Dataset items
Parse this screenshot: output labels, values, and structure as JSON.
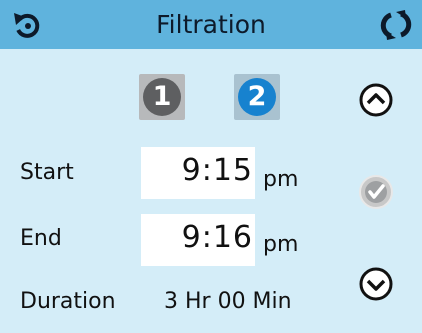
{
  "header": {
    "title": "Filtration",
    "back_icon": "back-icon",
    "refresh_icon": "refresh-icon"
  },
  "filter_tabs": [
    {
      "label": "1",
      "selected": false
    },
    {
      "label": "2",
      "selected": true
    }
  ],
  "start": {
    "label": "Start",
    "time": "9:15",
    "ampm": "pm"
  },
  "end": {
    "label": "End",
    "time": "9:16",
    "ampm": "pm"
  },
  "duration": {
    "label": "Duration",
    "value": "3 Hr 00 Min"
  },
  "controls": {
    "up_icon": "chevron-up-icon",
    "confirm_icon": "checkmark-icon",
    "down_icon": "chevron-down-icon"
  },
  "colors": {
    "header": "#5fb3dd",
    "background": "#d4edf8",
    "tab1": "#5e5f61",
    "tab2": "#1782cf"
  }
}
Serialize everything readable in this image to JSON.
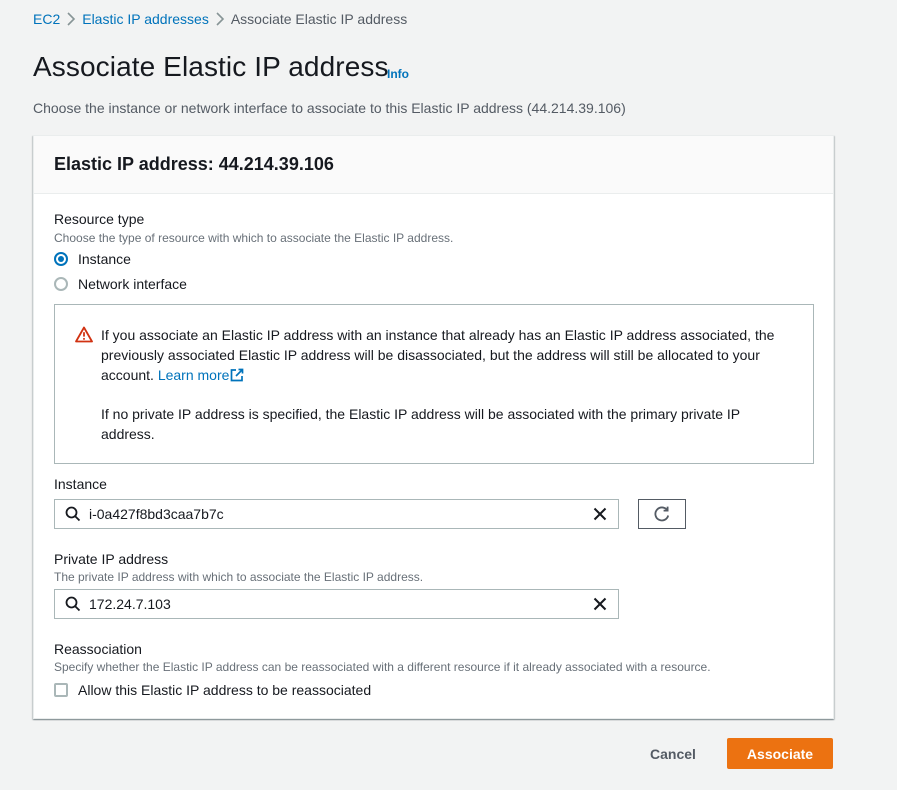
{
  "breadcrumb": {
    "items": [
      {
        "label": "EC2"
      },
      {
        "label": "Elastic IP addresses"
      },
      {
        "label": "Associate Elastic IP address"
      }
    ]
  },
  "header": {
    "title": "Associate Elastic IP address",
    "info_label": "Info",
    "description": "Choose the instance or network interface to associate to this Elastic IP address (44.214.39.106)"
  },
  "panel": {
    "title": "Elastic IP address: 44.214.39.106",
    "resource_type": {
      "label": "Resource type",
      "description": "Choose the type of resource with which to associate the Elastic IP address.",
      "options": [
        {
          "label": "Instance",
          "selected": true
        },
        {
          "label": "Network interface",
          "selected": false
        }
      ]
    },
    "alert": {
      "text_main": "If you associate an Elastic IP address with an instance that already has an Elastic IP address associated, the previously associated Elastic IP address will be disassociated, but the address will still be allocated to your account. ",
      "learn_more": "Learn more",
      "text_secondary": "If no private IP address is specified, the Elastic IP address will be associated with the primary private IP address."
    },
    "instance": {
      "label": "Instance",
      "value": "i-0a427f8bd3caa7b7c"
    },
    "private_ip": {
      "label": "Private IP address",
      "description": "The private IP address with which to associate the Elastic IP address.",
      "value": "172.24.7.103"
    },
    "reassociation": {
      "label": "Reassociation",
      "description": "Specify whether the Elastic IP address can be reassociated with a different resource if it already associated with a resource.",
      "checkbox_label": "Allow this Elastic IP address to be reassociated",
      "checked": false
    }
  },
  "footer": {
    "cancel_label": "Cancel",
    "submit_label": "Associate"
  },
  "colors": {
    "link": "#0073bb",
    "primary_button": "#ec7211",
    "warning": "#d13212",
    "background": "#f2f3f3"
  }
}
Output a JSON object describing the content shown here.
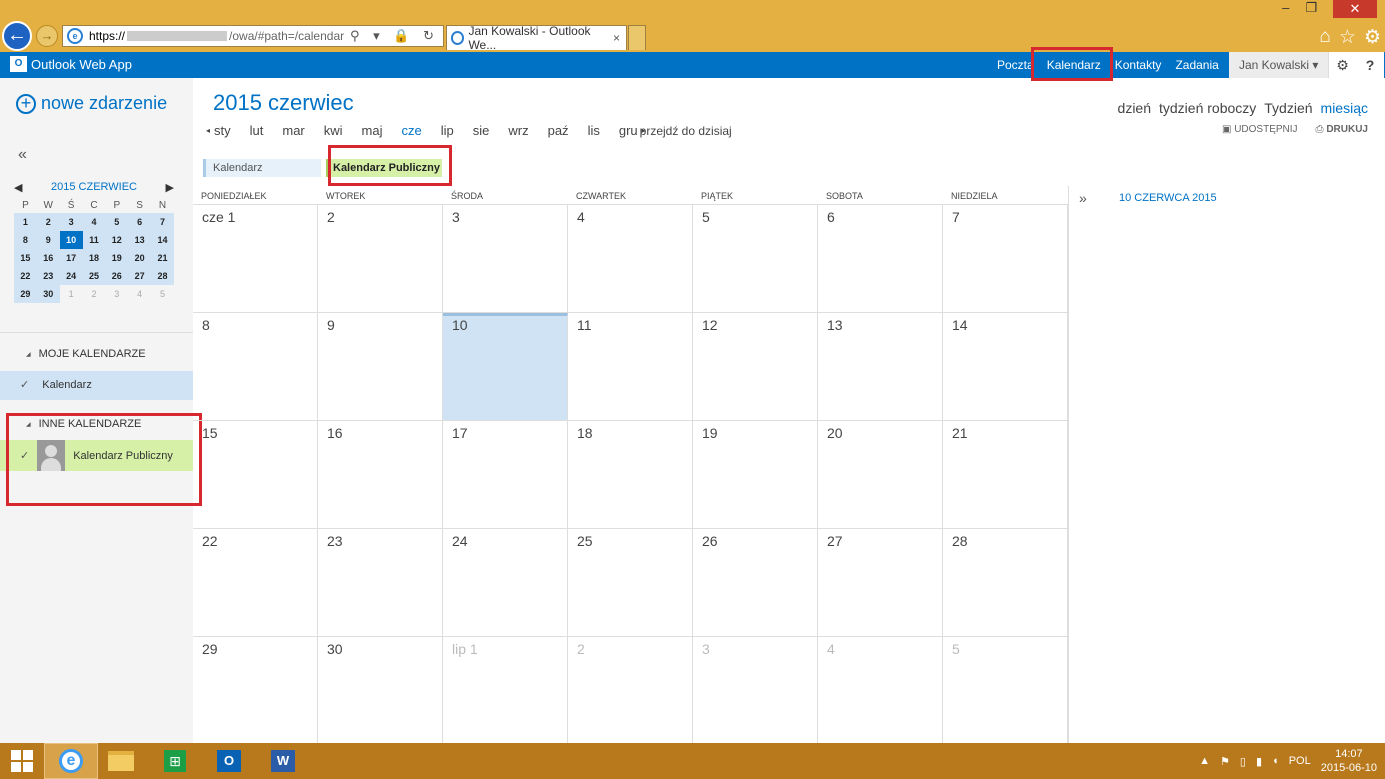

PROBLEM TO SOLVE: Look through the entries and return every line where "JSON" appears.

SOLUTION TO THE EXERCISE:
Parse this screenshot: output labels, values, and structure as JSON.
Serialize everything readable in this image to JSON.
Output a JSON object describing the content shown here.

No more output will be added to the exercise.